◆ Exercise goal ◆
Your answer should be a single number: the count of lines that include "activities".

◆ Provided records ◆

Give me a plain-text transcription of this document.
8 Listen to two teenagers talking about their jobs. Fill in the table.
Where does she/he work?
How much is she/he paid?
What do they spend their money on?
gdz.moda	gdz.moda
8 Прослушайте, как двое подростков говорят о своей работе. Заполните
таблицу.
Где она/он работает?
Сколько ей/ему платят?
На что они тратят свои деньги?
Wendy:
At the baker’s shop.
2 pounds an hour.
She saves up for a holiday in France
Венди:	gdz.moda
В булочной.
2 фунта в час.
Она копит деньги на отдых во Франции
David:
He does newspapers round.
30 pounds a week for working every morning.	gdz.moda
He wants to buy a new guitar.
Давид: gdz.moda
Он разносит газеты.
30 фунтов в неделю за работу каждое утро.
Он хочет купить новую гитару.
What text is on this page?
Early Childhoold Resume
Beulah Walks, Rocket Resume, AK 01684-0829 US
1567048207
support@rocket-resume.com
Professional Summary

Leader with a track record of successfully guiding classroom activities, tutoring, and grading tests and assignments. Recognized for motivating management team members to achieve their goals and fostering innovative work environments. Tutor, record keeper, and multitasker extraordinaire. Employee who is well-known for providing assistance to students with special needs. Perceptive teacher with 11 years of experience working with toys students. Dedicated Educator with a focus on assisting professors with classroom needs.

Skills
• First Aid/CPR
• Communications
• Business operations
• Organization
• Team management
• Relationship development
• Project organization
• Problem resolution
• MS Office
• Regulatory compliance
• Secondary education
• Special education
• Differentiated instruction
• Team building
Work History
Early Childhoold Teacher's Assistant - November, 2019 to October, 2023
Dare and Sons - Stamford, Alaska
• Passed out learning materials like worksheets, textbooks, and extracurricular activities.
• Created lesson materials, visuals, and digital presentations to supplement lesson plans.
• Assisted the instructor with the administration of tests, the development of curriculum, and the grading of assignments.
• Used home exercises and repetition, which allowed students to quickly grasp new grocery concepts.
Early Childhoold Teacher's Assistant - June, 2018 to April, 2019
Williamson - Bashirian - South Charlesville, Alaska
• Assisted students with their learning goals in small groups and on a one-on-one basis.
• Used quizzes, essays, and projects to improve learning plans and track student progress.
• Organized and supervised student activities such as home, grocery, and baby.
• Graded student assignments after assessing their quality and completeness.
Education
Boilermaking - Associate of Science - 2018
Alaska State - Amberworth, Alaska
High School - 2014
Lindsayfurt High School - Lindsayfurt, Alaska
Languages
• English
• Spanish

◆ Task output ◆
3